Dataset items:
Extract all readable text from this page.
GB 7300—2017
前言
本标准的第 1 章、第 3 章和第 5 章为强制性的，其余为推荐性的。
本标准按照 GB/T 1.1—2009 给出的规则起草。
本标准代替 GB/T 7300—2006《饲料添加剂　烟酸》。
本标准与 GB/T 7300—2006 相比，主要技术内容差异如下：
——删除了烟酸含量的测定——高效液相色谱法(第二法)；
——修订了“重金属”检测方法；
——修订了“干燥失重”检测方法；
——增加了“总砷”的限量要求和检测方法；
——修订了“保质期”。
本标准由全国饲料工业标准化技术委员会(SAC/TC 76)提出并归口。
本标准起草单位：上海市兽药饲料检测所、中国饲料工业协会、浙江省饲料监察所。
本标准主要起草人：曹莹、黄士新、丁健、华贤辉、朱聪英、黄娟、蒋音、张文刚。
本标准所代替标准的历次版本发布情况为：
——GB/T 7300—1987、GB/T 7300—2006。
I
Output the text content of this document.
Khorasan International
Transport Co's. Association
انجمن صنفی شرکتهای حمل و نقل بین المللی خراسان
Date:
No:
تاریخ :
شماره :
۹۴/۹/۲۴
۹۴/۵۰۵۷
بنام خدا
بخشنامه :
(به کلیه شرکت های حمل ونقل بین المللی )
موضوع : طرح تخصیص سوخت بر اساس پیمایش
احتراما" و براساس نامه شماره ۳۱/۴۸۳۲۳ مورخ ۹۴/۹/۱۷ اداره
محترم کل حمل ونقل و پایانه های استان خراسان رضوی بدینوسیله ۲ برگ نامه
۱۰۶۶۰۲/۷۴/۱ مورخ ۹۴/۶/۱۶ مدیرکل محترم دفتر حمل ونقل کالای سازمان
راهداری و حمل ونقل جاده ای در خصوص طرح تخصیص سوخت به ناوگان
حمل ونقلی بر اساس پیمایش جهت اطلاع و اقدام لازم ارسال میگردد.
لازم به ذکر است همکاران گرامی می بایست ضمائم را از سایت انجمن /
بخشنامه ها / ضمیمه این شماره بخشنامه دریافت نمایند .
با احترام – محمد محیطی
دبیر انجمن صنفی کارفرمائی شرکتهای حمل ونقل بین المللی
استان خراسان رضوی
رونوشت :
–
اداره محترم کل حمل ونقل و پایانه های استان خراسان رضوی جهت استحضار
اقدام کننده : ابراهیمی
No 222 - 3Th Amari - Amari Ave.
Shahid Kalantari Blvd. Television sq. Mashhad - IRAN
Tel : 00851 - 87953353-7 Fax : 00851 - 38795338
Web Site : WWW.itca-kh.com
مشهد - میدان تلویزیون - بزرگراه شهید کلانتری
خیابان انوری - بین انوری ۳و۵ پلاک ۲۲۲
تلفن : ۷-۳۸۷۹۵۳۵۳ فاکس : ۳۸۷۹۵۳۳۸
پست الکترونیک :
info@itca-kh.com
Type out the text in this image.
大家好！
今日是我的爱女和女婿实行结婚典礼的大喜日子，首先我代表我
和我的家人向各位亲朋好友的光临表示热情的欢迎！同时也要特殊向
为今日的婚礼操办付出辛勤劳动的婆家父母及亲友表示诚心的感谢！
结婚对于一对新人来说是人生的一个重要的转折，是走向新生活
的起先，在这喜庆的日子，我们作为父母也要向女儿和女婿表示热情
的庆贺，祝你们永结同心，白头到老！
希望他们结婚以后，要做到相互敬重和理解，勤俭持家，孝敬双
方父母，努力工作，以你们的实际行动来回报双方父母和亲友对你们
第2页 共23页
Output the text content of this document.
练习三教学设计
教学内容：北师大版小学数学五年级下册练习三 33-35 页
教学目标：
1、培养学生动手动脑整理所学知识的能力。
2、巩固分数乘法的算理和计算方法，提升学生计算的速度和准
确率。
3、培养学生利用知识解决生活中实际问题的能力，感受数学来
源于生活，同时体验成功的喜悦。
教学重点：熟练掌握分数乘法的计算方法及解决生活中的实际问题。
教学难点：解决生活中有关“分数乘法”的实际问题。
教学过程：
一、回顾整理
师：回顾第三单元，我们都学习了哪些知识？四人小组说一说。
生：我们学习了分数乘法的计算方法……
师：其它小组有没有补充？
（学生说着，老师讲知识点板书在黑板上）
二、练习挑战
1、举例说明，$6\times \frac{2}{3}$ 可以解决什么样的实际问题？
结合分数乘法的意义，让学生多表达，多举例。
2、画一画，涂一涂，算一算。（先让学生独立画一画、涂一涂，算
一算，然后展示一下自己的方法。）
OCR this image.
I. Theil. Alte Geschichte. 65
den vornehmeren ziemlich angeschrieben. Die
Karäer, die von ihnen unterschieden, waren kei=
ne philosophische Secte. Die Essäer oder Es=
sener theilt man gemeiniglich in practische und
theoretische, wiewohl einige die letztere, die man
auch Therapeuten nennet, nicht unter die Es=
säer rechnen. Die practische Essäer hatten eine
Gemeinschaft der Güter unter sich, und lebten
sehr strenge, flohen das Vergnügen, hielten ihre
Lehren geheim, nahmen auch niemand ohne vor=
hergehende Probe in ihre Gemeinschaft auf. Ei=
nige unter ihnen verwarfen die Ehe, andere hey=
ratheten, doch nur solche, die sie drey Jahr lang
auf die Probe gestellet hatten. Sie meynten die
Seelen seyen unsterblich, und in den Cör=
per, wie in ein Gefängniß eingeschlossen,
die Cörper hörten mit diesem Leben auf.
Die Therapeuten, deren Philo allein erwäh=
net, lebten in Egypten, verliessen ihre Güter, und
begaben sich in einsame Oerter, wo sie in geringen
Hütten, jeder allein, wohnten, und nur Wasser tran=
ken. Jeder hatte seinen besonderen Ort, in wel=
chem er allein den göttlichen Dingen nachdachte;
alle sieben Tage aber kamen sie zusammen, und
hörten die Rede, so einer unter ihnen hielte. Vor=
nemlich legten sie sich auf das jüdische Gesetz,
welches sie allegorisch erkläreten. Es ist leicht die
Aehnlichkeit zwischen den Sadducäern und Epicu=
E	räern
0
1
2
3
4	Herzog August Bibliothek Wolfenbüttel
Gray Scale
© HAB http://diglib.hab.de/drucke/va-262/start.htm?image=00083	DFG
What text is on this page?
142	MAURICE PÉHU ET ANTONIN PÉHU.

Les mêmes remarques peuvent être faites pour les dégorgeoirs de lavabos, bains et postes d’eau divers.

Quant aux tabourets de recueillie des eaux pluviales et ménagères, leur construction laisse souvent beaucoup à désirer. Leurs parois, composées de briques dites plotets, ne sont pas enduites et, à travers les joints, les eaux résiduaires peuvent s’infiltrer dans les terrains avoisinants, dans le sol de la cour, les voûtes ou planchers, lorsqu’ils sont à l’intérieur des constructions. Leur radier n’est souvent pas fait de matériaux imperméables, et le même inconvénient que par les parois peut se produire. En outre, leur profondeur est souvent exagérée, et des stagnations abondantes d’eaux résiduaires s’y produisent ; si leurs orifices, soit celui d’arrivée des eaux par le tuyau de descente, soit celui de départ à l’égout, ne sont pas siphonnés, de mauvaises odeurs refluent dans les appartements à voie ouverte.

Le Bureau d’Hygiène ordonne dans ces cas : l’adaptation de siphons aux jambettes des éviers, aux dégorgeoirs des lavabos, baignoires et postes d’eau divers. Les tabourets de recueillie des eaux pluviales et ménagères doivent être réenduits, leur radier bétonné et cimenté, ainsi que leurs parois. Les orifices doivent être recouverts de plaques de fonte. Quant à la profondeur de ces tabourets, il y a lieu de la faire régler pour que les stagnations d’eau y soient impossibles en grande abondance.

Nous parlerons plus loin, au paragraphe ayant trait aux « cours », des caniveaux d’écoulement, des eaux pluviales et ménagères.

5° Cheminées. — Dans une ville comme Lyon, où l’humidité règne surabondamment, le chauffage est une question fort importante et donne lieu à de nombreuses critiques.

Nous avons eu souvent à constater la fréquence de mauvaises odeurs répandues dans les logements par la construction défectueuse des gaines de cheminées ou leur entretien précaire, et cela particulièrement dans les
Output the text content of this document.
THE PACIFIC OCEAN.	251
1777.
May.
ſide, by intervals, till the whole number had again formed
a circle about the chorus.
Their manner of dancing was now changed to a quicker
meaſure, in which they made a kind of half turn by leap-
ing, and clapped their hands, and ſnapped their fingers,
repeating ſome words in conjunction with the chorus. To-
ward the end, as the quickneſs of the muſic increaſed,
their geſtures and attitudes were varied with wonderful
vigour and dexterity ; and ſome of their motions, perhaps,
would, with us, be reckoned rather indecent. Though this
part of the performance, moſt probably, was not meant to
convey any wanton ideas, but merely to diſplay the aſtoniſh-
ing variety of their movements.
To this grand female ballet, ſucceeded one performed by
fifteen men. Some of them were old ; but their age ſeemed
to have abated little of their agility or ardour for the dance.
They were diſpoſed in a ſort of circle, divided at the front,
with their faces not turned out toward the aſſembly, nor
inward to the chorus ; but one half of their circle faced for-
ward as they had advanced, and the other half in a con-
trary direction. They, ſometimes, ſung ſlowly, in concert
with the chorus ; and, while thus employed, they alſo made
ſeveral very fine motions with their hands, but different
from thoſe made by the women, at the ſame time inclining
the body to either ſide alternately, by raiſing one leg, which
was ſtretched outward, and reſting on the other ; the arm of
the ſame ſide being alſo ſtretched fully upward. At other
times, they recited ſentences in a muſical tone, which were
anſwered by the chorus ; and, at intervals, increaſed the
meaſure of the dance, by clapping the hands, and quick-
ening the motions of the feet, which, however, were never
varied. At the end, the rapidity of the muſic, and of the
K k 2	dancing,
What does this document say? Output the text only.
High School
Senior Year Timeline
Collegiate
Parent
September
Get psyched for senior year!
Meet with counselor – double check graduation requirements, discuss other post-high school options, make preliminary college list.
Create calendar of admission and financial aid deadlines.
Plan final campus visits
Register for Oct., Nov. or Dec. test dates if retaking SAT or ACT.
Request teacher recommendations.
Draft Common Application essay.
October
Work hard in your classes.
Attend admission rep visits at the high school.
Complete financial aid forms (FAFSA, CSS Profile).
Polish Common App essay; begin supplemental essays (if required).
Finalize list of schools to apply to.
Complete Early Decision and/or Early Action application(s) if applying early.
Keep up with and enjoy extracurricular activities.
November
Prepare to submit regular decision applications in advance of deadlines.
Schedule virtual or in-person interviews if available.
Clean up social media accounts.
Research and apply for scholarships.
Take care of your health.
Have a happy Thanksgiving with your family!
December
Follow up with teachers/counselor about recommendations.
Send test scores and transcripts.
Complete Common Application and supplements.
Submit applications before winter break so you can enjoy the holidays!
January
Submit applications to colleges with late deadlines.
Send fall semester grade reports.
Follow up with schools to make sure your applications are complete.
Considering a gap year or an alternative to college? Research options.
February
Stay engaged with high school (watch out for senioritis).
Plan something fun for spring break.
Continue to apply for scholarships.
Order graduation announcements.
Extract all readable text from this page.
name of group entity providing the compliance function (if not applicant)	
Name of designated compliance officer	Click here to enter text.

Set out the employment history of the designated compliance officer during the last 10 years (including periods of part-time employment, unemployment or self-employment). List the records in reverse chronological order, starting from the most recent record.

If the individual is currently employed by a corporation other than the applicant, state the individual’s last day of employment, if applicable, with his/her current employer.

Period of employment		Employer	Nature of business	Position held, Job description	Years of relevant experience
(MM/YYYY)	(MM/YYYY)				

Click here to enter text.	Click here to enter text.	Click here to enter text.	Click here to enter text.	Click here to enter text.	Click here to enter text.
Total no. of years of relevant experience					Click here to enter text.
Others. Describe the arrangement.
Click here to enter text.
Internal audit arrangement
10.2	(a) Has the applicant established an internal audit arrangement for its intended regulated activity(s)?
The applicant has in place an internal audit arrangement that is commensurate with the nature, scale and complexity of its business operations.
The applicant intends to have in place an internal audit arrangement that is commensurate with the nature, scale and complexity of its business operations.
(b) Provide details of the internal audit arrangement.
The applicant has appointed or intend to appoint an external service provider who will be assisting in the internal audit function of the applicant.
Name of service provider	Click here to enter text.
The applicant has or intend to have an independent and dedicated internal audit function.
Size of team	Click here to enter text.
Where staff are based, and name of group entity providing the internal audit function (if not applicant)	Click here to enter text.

What is required: Extract all lines from the data in which "tabourets" is found.

Result below:
Quant aux tabourets de recueillie des eaux pluviales et ménagères, leur construction laisse souvent beaucoup à désirer. Leurs parois, composées de briques dites plotets, ne sont pas enduites et, à travers les joints, les eaux résiduaires peuvent s’infiltrer dans les terrains avoisinants, dans le sol de la cour, les voûtes ou planchers, lorsqu’ils sont à l’intérieur des constructions. Leur radier n’est souvent pas fait de matériaux imperméables, et le même inconvénient que par les parois peut se produire. En outre, leur profondeur est souvent exagérée, et des stagnations abondantes d’eaux résiduaires s’y produisent ; si leurs orifices, soit celui d’arrivée des eaux par le tuyau de descente, soit celui de départ à l’égout, ne sont pas siphonnés, de mauvaises odeurs refluent dans les appartements à voie ouverte.
Le Bureau d’Hygiène ordonne dans ces cas : l’adaptation de siphons aux jambettes des éviers, aux dégorgeoirs des lavabos, baignoires et postes d’eau divers. Les tabourets de recueillie des eaux pluviales et ménagères doivent être réenduits, leur radier bétonné et cimenté, ainsi que leurs parois. Les orifices doivent être recouverts de plaques de fonte. Quant à la profondeur de ces tabourets, il y a lieu de la faire régler pour que les stagnations d’eau y soient impossibles en grande abondance.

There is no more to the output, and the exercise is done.